Door enkel een westerse, witte, of Europese bril zien we maar half en eenzijdig
Vanuit studenten en docenten klinkt steeds vaker en luider de roep om universiteiten te ‘dekoloniseren’, om ze diverser en inclusiever te maken. Dit pleidooi voor meer diversiteit aan universiteiten wekt weerstand op bij de gevestigde orde en wordt in de media geregeld bekritiseerd, geridiculiseerd en verdacht gemaakt. Onder andere sportjournalist Auke Kok en publicist Sebastien Valkenberg mochten hun gebrek aan kennis over en inzicht in deze kwestie – en hun white male privilege – etaleren in respectievelijk NRC en De Volkskrant. Volkskrant-columnist Max Pam maakt het nog bonter. In zijn column van 11 januari maakt hij de idee van dekolonisatie van het universitaire curriculum en de studenten en docenten die daarvoor pleiten verdacht door deze te plaatsen in het frame van extremisme.
SOAS Pam reageert op de recente oproep van studenten aan het Londense SOAS (The School of Oriental and African Studies) om het curriculum te dekoloniseren. In zijn column schildert hij SOAS, een van de colleges van de University of London, af als een broeinest van jihadisme en antisemitisme. Pams karakterisering is bizar. SOAS is wereldwijd een van de grootste en meest gerespecteerde onderzoeks- en onderwijsinstituten gericht op de studie van Azië, Afrika en het Midden-Oosten. Zo is SOAS toonaangevend in het onderzoek naar (sociale) media en maatschappelijke veranderingen in het Midden-Oosten en heeft het onderzoek naar eerwraak de trainingen en protocollen van de Britse politie, zorgverleners en lokale overheden beïnvloed.
Ook wordt SOAS’ Centre for Jewish Studies internationaal gerespecteerd vanwege het onderzoek naar en onderwijs over Jodendom en Israël, en is SOAS emeritus hoogleraar Colin Shindler medeoprichter van het European Association of Israel Studies. Daarnaast onderhoudt SOAS-directeur Valerie Amos ook warme banden met Mark Regev, de omstreden Israëlische ambassadeur in Londen. SOAS is dus allerminst een anti-Israëlisch en antisemitisch instituut.

● DOEL 1: Zet alle rijen van de regel met "candle-body-754 [901,337,903,349]" tot en met de regel met "candle-body-969 [1150,319,1153,326]" uit als een JSON-lijst met één string per regel. Laat lege regels weg.

● AANGELEVERDE GEGEVENS:
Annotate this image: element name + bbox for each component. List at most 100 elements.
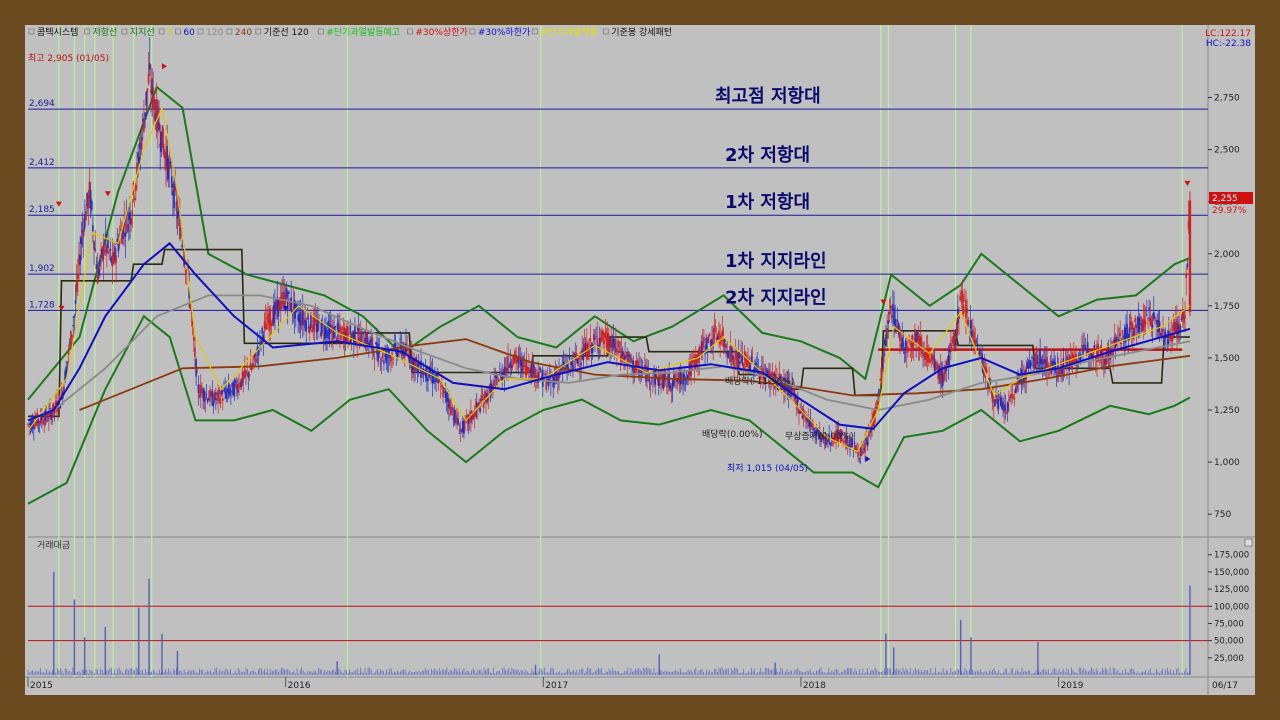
candle-body-754 [901,337,903,349]
candle-body-418 [511,363,514,368]
candle-body-143 [192,336,195,341]
candle-body-247 [313,316,316,332]
legend-box-12 [602,28,609,35]
candle-body-678 [813,427,815,430]
current-price: 2,255 [1212,194,1238,204]
candle-body-179 [234,379,237,384]
candle-body-633 [761,366,763,367]
candle-body-421 [515,354,517,364]
candle-body-489 [594,337,596,340]
legend-item-8: #단기과열발동예고 [326,27,400,38]
candle-body-755 [902,343,905,346]
candle-body-807 [962,304,965,315]
candle-body-815 [972,329,974,331]
volume-tick-label-2: 75,000 [1214,619,1244,629]
candle-body-160 [212,400,215,406]
legend-box-7 [255,28,262,35]
candle-body-134 [182,256,185,258]
volume-tick-label-6: 175,000 [1214,551,1249,561]
candle-body-171 [225,392,228,399]
level-label-0: 2,694 [29,99,55,109]
candle-body-796 [950,343,952,352]
candle-body-846 [1008,399,1010,401]
candle-body-123 [169,161,172,164]
candle-body-197 [255,359,258,362]
candle-body-554 [669,385,672,389]
candle-body-725 [867,434,870,437]
candle-body-969 [1150,319,1153,326]
candle-body-166 [219,398,222,404]
candle-body-201 [260,340,262,345]
candle-body-844 [1005,412,1008,414]
candle-body-599 [721,330,724,336]
candle-body-46 [80,237,83,245]
chart-svg[interactable]: 7501,0001,2501,5001,7502,0002,2502,5002,… [25,25,1255,695]
candle-body-71 [109,248,112,251]
candle-body-868 [1033,362,1036,368]
candle-body-355 [438,381,441,383]
candle-body-757 [904,341,907,349]
candle-body-572 [690,361,692,376]
legend-box-11 [532,28,538,35]
volume-tick-label-3: 100,000 [1214,602,1249,612]
candle-body-436 [532,362,535,375]
candle-body-28 [59,406,62,409]
candle-body-767 [916,332,919,335]
candle-body-965 [1146,314,1148,316]
chart-frame: 7501,0001,2501,5001,7502,0002,2502,5002,… [0,0,1280,720]
candle-body-595 [717,335,719,340]
candle-body-45 [79,255,81,265]
candle-body-56 [92,224,94,232]
candle-body-219 [281,292,283,305]
level-label-4: 1,728 [29,300,55,310]
signal-arrow-7 [865,455,871,462]
candle-body-31 [63,386,65,392]
candle-body-966 [1147,317,1149,319]
candle-body-738 [882,353,885,364]
candle-body-806 [961,290,964,304]
candle-body-784 [936,362,938,370]
candle-body-154 [205,394,208,395]
candle-body-942 [1119,333,1121,337]
candle-body-637 [765,370,768,372]
candle-body-781 [932,354,935,359]
candle-body-563 [679,371,682,385]
candle-body-276 [347,327,349,342]
candle-body-837 [997,398,1000,409]
candle-body-750 [896,320,899,322]
candle-body-733 [877,401,879,406]
chart-area[interactable]: 7501,0001,2501,5001,7502,0002,2502,5002,… [25,25,1255,695]
candle-body-467 [568,356,571,360]
candle-body-26 [57,409,59,412]
candle-body-607 [730,349,733,353]
candle-body-187 [244,368,246,378]
candle-body-147 [197,384,200,394]
candle-body-564 [681,373,683,378]
candle-body-90 [131,210,134,216]
level-label-3: 1,902 [29,264,55,274]
candle-body-476 [579,366,581,367]
candle-body-35 [67,349,70,355]
volume-panel-title: 거래대금 [37,540,70,551]
candle-body-546 [660,383,662,386]
ma-5 [27,105,1191,453]
candle-body-723 [865,438,868,442]
candle-body-258 [326,330,328,338]
candle-body-587 [707,335,710,344]
candle-body-373 [459,429,462,432]
candle-body-37 [70,331,72,348]
candle-body-593 [714,326,717,328]
candle-body-406 [497,379,500,382]
lc-readout: LC:122.17 [1205,29,1251,39]
year-tick-label-0: 2015 [30,681,53,691]
rights-marker: 무상증자(0.00%) [785,431,854,442]
candle-body-505 [612,336,615,348]
volume-tick-label-1: 50,000 [1214,637,1244,647]
candle-body-174 [228,389,231,396]
candle-body-756 [903,351,906,353]
candle-body-58 [94,248,97,251]
volume-panel-button[interactable] [1244,538,1253,547]
candle-body-102 [145,91,148,106]
candle-body-474 [576,358,579,364]
candle-body-265 [334,326,337,328]
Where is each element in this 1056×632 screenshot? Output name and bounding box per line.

● DOEL 2: Schrijf uit de tekst over het dekoloniseren van universiteiten alles van "Ook wordt SOAS’" tot en met "en antisemitisch instituut." opnieuw op, met "hechte" in plaats van "warme".

● UITWERKING 1:
[
  "candle-body-754 [901,337,903,349]",
  "candle-body-418 [511,363,514,368]",
  "candle-body-143 [192,336,195,341]",
  "candle-body-247 [313,316,316,332]",
  "legend-box-12 [602,28,609,35]",
  "candle-body-678 [813,427,815,430]",
  "current-price: 2,255 [1212,194,1238,204]",
  "candle-body-179 [234,379,237,384]",
  "candle-body-633 [761,366,763,367]",
  "candle-body-421 [515,354,517,364]",
  "candle-body-489 [594,337,596,340]",
  "legend-item-8: #단기과열발동예고 [326,27,400,38]",
  "candle-body-755 [902,343,905,346]",
  "candle-body-807 [962,304,965,315]",
  "candle-body-815 [972,329,974,331]",
  "volume-tick-label-2: 75,000 [1214,619,1244,629]",
  "candle-body-160 [212,400,215,406]",
  "legend-box-7 [255,28,262,35]",
  "candle-body-134 [182,256,185,258]",
  "volume-tick-label-6: 175,000 [1214,551,1249,561]",
  "candle-body-171 [225,392,228,399]",
  "level-label-0: 2,694 [29,99,55,109]",
  "candle-body-796 [950,343,952,352]",
  "candle-body-846 [1008,399,1010,401]",
  "candle-body-123 [169,161,172,164]",
  "candle-body-197 [255,359,258,362]",
  "candle-body-554 [669,385,672,389]",
  "candle-body-725 [867,434,870,437]",
  "candle-body-969 [1150,319,1153,326]"
]

● UITWERKING 2:
Ook wordt SOAS’ Centre for Jewish Studies internationaal gerespecteerd vanwege het onderzoek naar en onderwijs over Jodendom en Israël, en is SOAS emeritus hoogleraar Colin Shindler medeoprichter van het European Association of Israel Studies. Daarnaast onderhoudt SOAS-directeur Valerie Amos ook hechte banden met Mark Regev, de omstreden Israëlische ambassadeur in Londen. SOAS is dus allerminst een anti-Israëlisch en antisemitisch instituut.